ENTRIES SHOWN
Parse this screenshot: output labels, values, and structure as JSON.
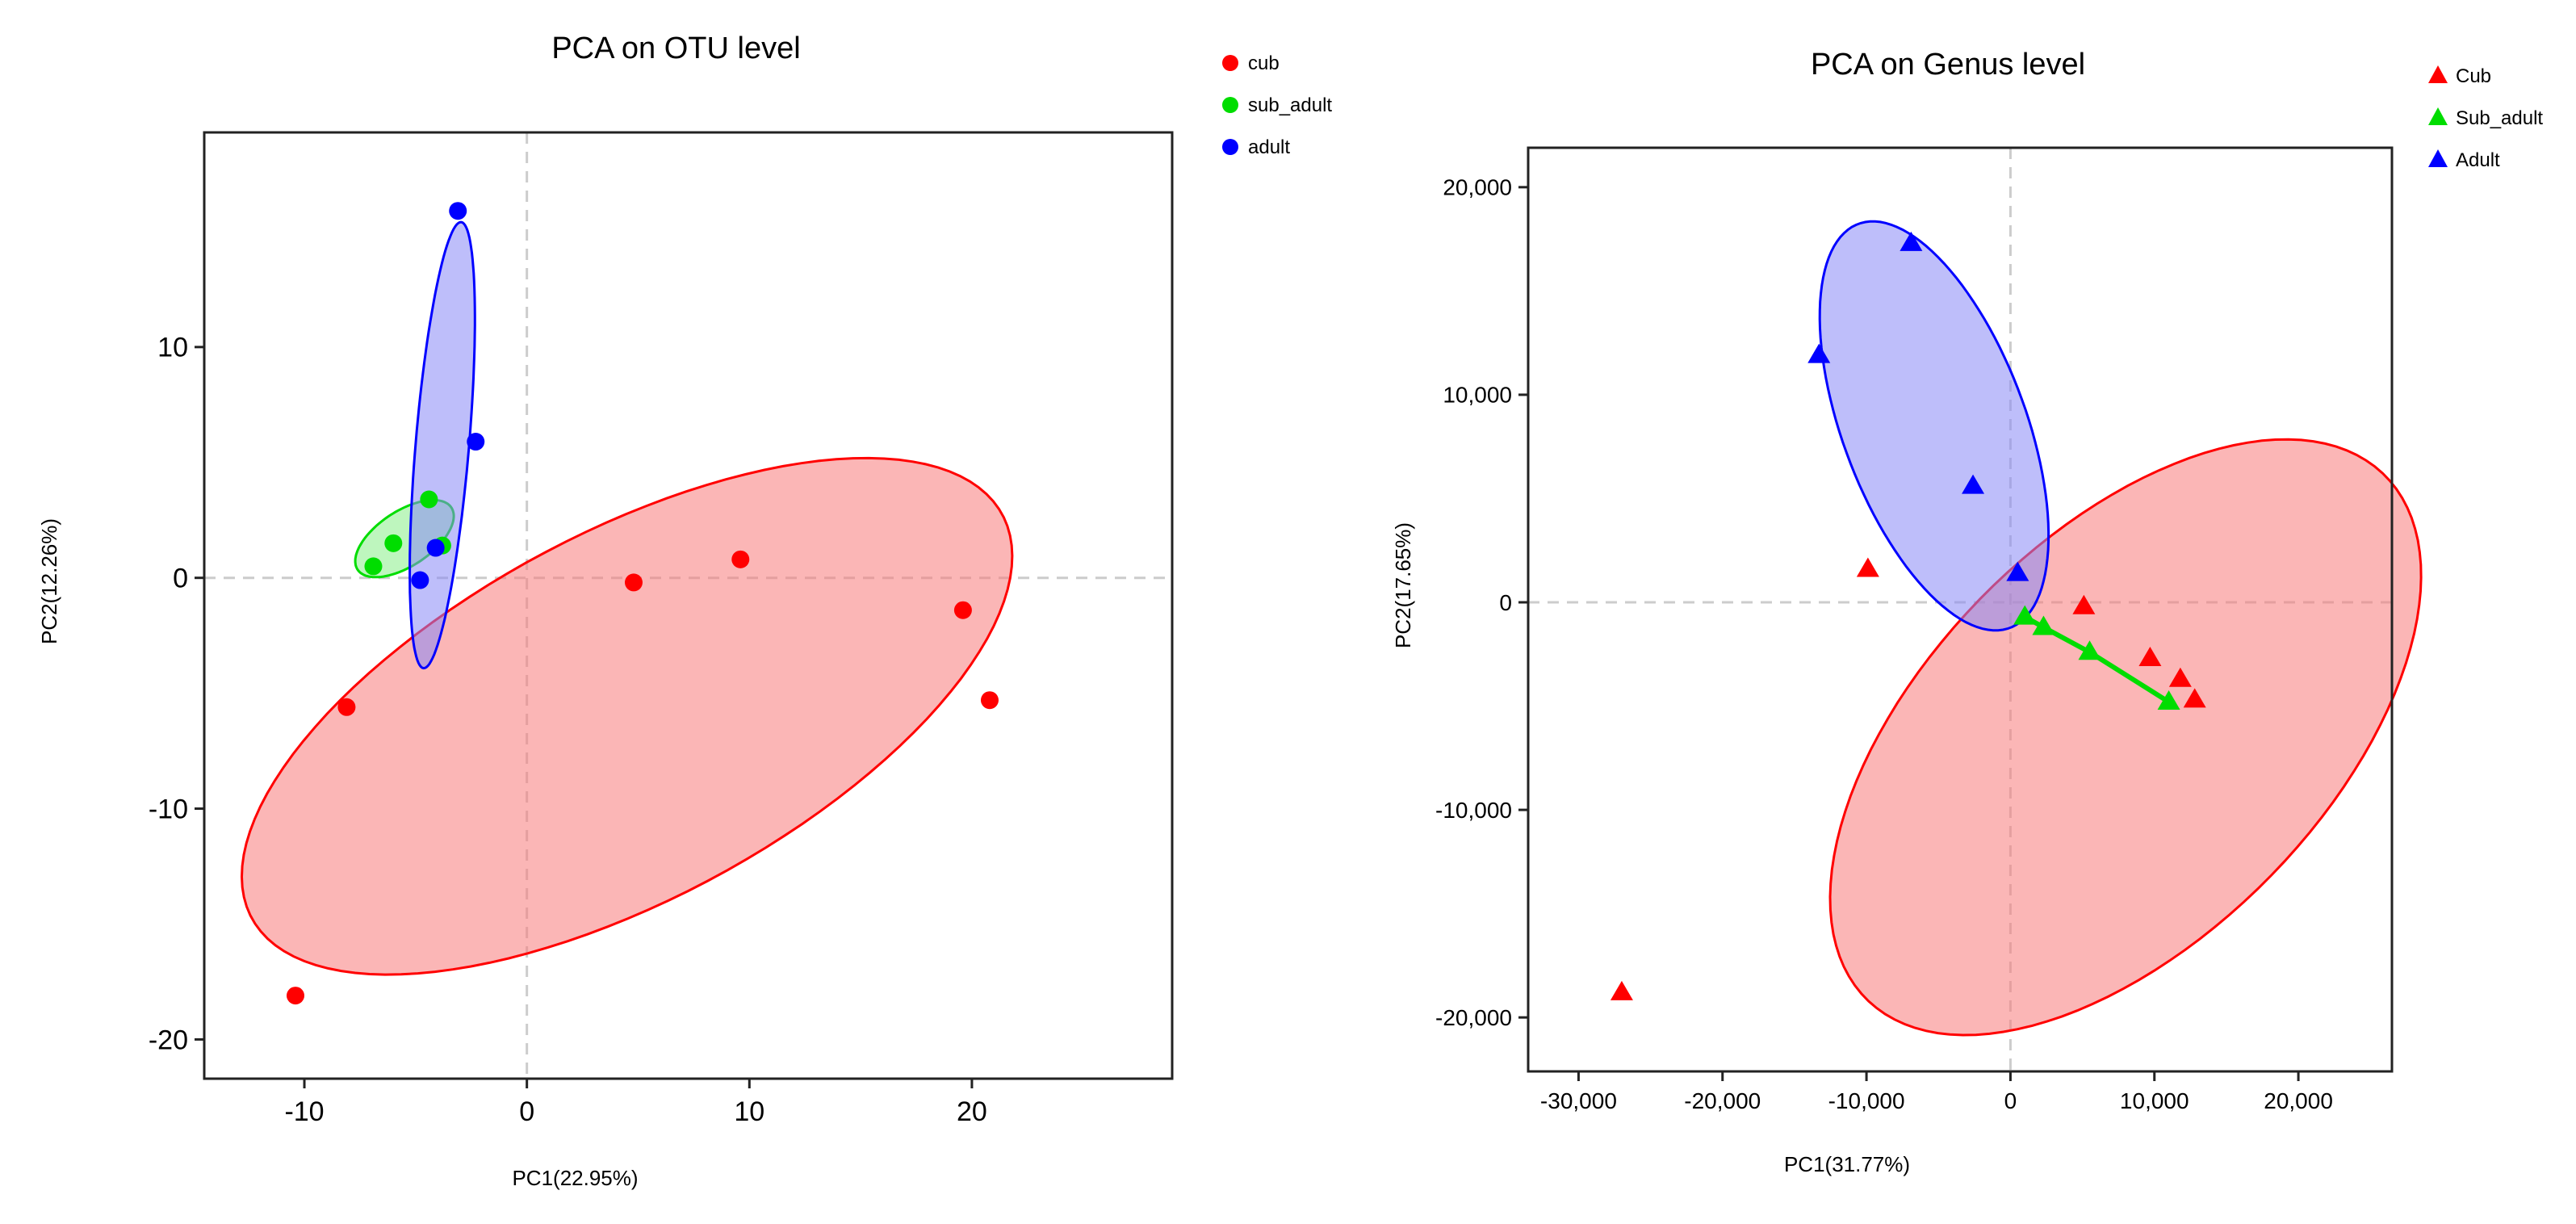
{
  "colors": {
    "red": "#ff0000",
    "green": "#00dd00",
    "blue": "#0000ff",
    "red_fill": "#f77a7a",
    "green_fill": "#88ee88",
    "blue_fill": "#8888f5",
    "grid": "#cccccc"
  },
  "chart_data": [
    {
      "type": "scatter",
      "title": "PCA on OTU level",
      "xlabel": "PC1(22.95%)",
      "ylabel": "PC2(12.26%)",
      "xlim": [
        -14.5,
        29
      ],
      "ylim": [
        -21.7,
        19.3
      ],
      "xticks": [
        -10,
        0,
        10,
        20
      ],
      "yticks": [
        -20,
        -10,
        0,
        10
      ],
      "tick_labels_x": [
        "-10",
        "0",
        "10",
        "20"
      ],
      "tick_labels_y": [
        "-20",
        "-10",
        "0",
        "10"
      ],
      "marker": "circle",
      "legend_position": "top-right outside",
      "series": [
        {
          "name": "cub",
          "color": "red",
          "points": [
            [
              -8.1,
              -5.6
            ],
            [
              -10.4,
              -18.1
            ],
            [
              4.8,
              -0.2
            ],
            [
              9.6,
              0.8
            ],
            [
              19.6,
              -1.4
            ],
            [
              20.8,
              -5.3
            ]
          ],
          "ellipse": {
            "center": [
              4.5,
              -6.0
            ],
            "semi_major": 19.0,
            "semi_minor": 8.0,
            "angle_deg": 27
          }
        },
        {
          "name": "sub_adult",
          "color": "green",
          "points": [
            [
              -6.9,
              0.5
            ],
            [
              -6.0,
              1.5
            ],
            [
              -4.4,
              3.4
            ],
            [
              -3.8,
              1.4
            ]
          ],
          "ellipse": {
            "center": [
              -5.5,
              1.7
            ],
            "semi_major": 2.5,
            "semi_minor": 1.2,
            "angle_deg": 32
          }
        },
        {
          "name": "adult",
          "color": "blue",
          "points": [
            [
              -3.1,
              15.9
            ],
            [
              -2.3,
              5.9
            ],
            [
              -4.1,
              1.3
            ],
            [
              -4.8,
              -0.1
            ]
          ],
          "ellipse": {
            "center": [
              -3.8,
              5.75
            ],
            "semi_major": 9.7,
            "semi_minor": 1.2,
            "angle_deg": 85
          }
        }
      ]
    },
    {
      "type": "scatter",
      "title": "PCA on Genus level",
      "xlabel": "PC1(31.77%)",
      "ylabel": "PC2(17.65%)",
      "xlim": [
        -33500,
        26500
      ],
      "ylim": [
        -22600,
        21900
      ],
      "xticks": [
        -30000,
        -20000,
        -10000,
        0,
        10000,
        20000
      ],
      "yticks": [
        -20000,
        -10000,
        0,
        10000,
        20000
      ],
      "tick_labels_x": [
        "-30,000",
        "-20,000",
        "-10,000",
        "0",
        "10,000",
        "20,000"
      ],
      "tick_labels_y": [
        "-20,000",
        "-10,000",
        "0",
        "10,000",
        "20,000"
      ],
      "marker": "triangle",
      "legend_position": "top-right outside",
      "series": [
        {
          "name": "Cub",
          "color": "red",
          "points": [
            [
              -27000,
              -18800
            ],
            [
              -9900,
              1600
            ],
            [
              5100,
              -200
            ],
            [
              9700,
              -2700
            ],
            [
              11800,
              -3700
            ],
            [
              12800,
              -4700
            ]
          ],
          "ellipse": {
            "center": [
              8000,
              -6500
            ],
            "semi_major": 22500,
            "semi_minor": 11000,
            "angle_deg": 28
          }
        },
        {
          "name": "Sub_adult",
          "color": "green",
          "points": [
            [
              1000,
              -700
            ],
            [
              2300,
              -1200
            ],
            [
              5500,
              -2400
            ],
            [
              11000,
              -4800
            ]
          ],
          "line": true
        },
        {
          "name": "Adult",
          "color": "blue",
          "points": [
            [
              -6900,
              17300
            ],
            [
              -13300,
              11900
            ],
            [
              -2600,
              5600
            ],
            [
              500,
              1400
            ]
          ],
          "ellipse": {
            "center": [
              -5300,
              8500
            ],
            "semi_major": 11200,
            "semi_minor": 5900,
            "angle_deg": -56
          }
        }
      ]
    }
  ]
}
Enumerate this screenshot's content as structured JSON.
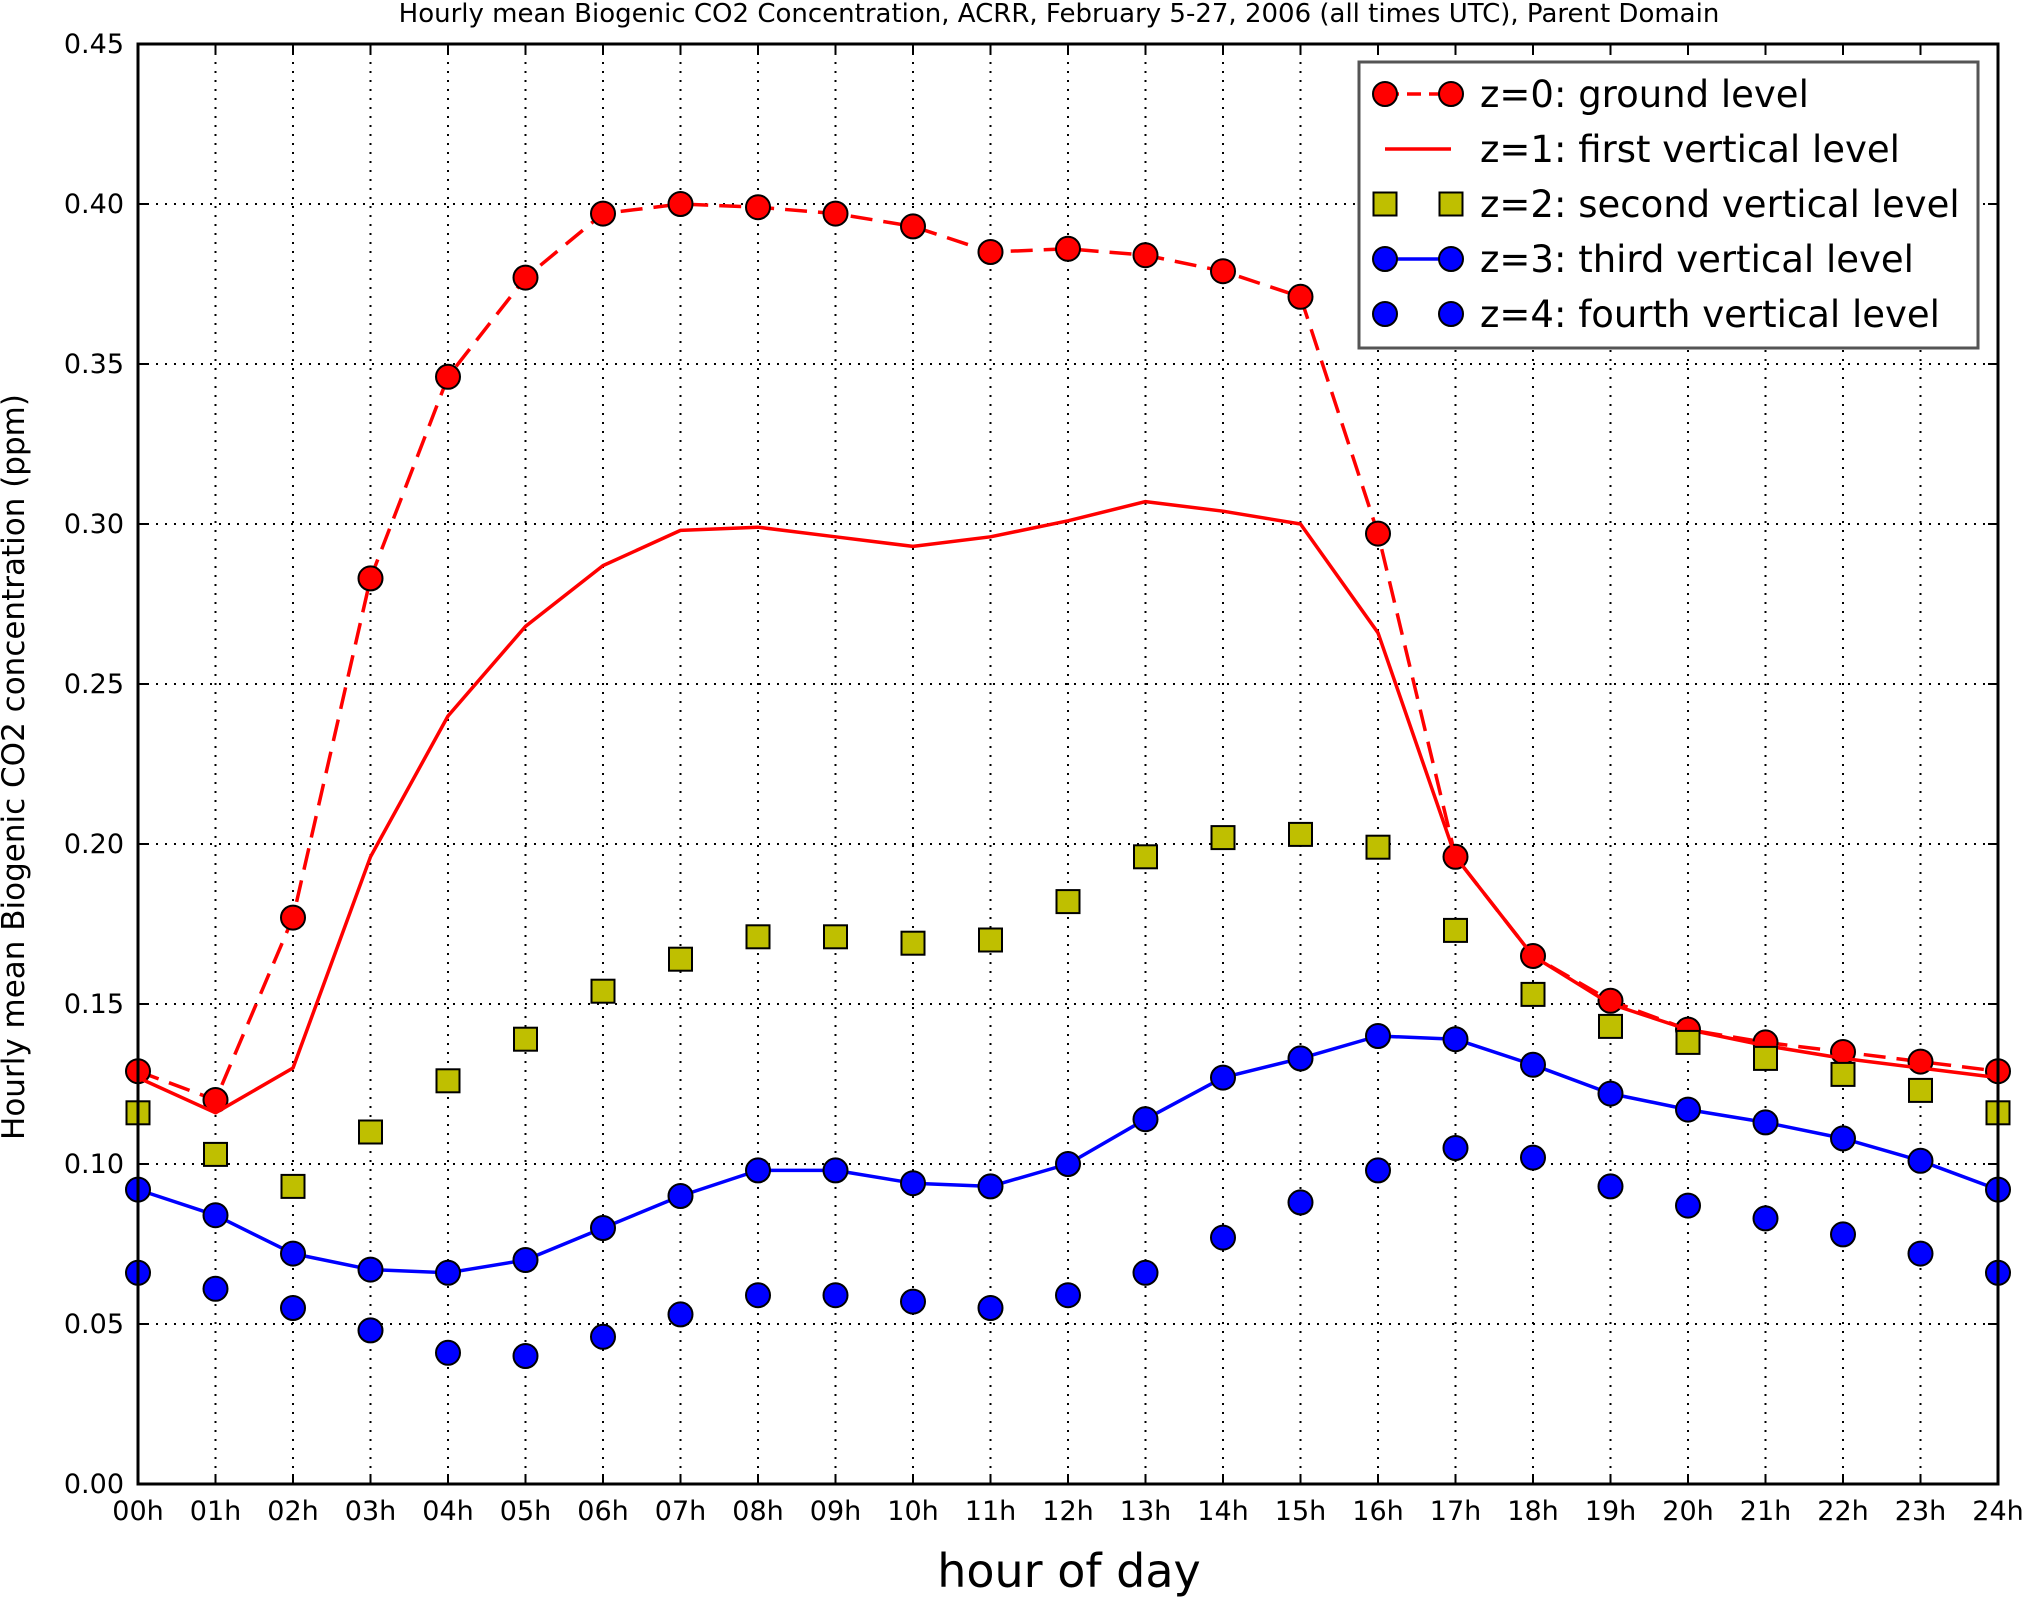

PROMPT
Go through the listing above and write it out again exactly, dropping the pictures.

TASK OUTPUT
Parse this screenshot: output labels, values, and structure as JSON.
{
  "colors": {
    "red": "#ff0000",
    "green": "#00dd00",
    "blue": "#0000ff",
    "red_fill": "#f77a7a",
    "green_fill": "#88ee88",
    "blue_fill": "#8888f5",
    "grid": "#cccccc"
  },
  "chart_data": [
    {
      "type": "scatter",
      "title": "PCA on OTU level",
      "xlabel": "PC1(22.95%)",
      "ylabel": "PC2(12.26%)",
      "xlim": [
        -14.5,
        29
      ],
      "ylim": [
        -21.7,
        19.3
      ],
      "xticks": [
        -10,
        0,
        10,
        20
      ],
      "yticks": [
        -20,
        -10,
        0,
        10
      ],
      "tick_labels_x": [
        "-10",
        "0",
        "10",
        "20"
      ],
      "tick_labels_y": [
        "-20",
        "-10",
        "0",
        "10"
      ],
      "marker": "circle",
      "legend_position": "top-right outside",
      "series": [
        {
          "name": "cub",
          "color": "red",
          "points": [
            [
              -8.1,
              -5.6
            ],
            [
              -10.4,
              -18.1
            ],
            [
              4.8,
              -0.2
            ],
            [
              9.6,
              0.8
            ],
            [
              19.6,
              -1.4
            ],
            [
              20.8,
              -5.3
            ]
          ],
          "ellipse": {
            "center": [
              4.5,
              -6.0
            ],
            "semi_major": 19.0,
            "semi_minor": 8.0,
            "angle_deg": 27
          }
        },
        {
          "name": "sub_adult",
          "color": "green",
          "points": [
            [
              -6.9,
              0.5
            ],
            [
              -6.0,
              1.5
            ],
            [
              -4.4,
              3.4
            ],
            [
              -3.8,
              1.4
            ]
          ],
          "ellipse": {
            "center": [
              -5.5,
              1.7
            ],
            "semi_major": 2.5,
            "semi_minor": 1.2,
            "angle_deg": 32
          }
        },
        {
          "name": "adult",
          "color": "blue",
          "points": [
            [
              -3.1,
              15.9
            ],
            [
              -2.3,
              5.9
            ],
            [
              -4.1,
              1.3
            ],
            [
              -4.8,
              -0.1
            ]
          ],
          "ellipse": {
            "center": [
              -3.8,
              5.75
            ],
            "semi_major": 9.7,
            "semi_minor": 1.2,
            "angle_deg": 85
          }
        }
      ]
    },
    {
      "type": "scatter",
      "title": "PCA on Genus level",
      "xlabel": "PC1(31.77%)",
      "ylabel": "PC2(17.65%)",
      "xlim": [
        -33500,
        26500
      ],
      "ylim": [
        -22600,
        21900
      ],
      "xticks": [
        -30000,
        -20000,
        -10000,
        0,
        10000,
        20000
      ],
      "yticks": [
        -20000,
        -10000,
        0,
        10000,
        20000
      ],
      "tick_labels_x": [
        "-30,000",
        "-20,000",
        "-10,000",
        "0",
        "10,000",
        "20,000"
      ],
      "tick_labels_y": [
        "-20,000",
        "-10,000",
        "0",
        "10,000",
        "20,000"
      ],
      "marker": "triangle",
      "legend_position": "top-right outside",
      "series": [
        {
          "name": "Cub",
          "color": "red",
          "points": [
            [
              -27000,
              -18800
            ],
            [
              -9900,
              1600
            ],
            [
              5100,
              -200
            ],
            [
              9700,
              -2700
            ],
            [
              11800,
              -3700
            ],
            [
              12800,
              -4700
            ]
          ],
          "ellipse": {
            "center": [
              8000,
              -6500
            ],
            "semi_major": 22500,
            "semi_minor": 11000,
            "angle_deg": 28
          }
        },
        {
          "name": "Sub_adult",
          "color": "green",
          "points": [
            [
              1000,
              -700
            ],
            [
              2300,
              -1200
            ],
            [
              5500,
              -2400
            ],
            [
              11000,
              -4800
            ]
          ],
          "line": true
        },
        {
          "name": "Adult",
          "color": "blue",
          "points": [
            [
              -6900,
              17300
            ],
            [
              -13300,
              11900
            ],
            [
              -2600,
              5600
            ],
            [
              500,
              1400
            ]
          ],
          "ellipse": {
            "center": [
              -5300,
              8500
            ],
            "semi_major": 11200,
            "semi_minor": 5900,
            "angle_deg": -56
          }
        }
      ]
    }
  ]
}
Enumerate this screenshot's content as structured JSON.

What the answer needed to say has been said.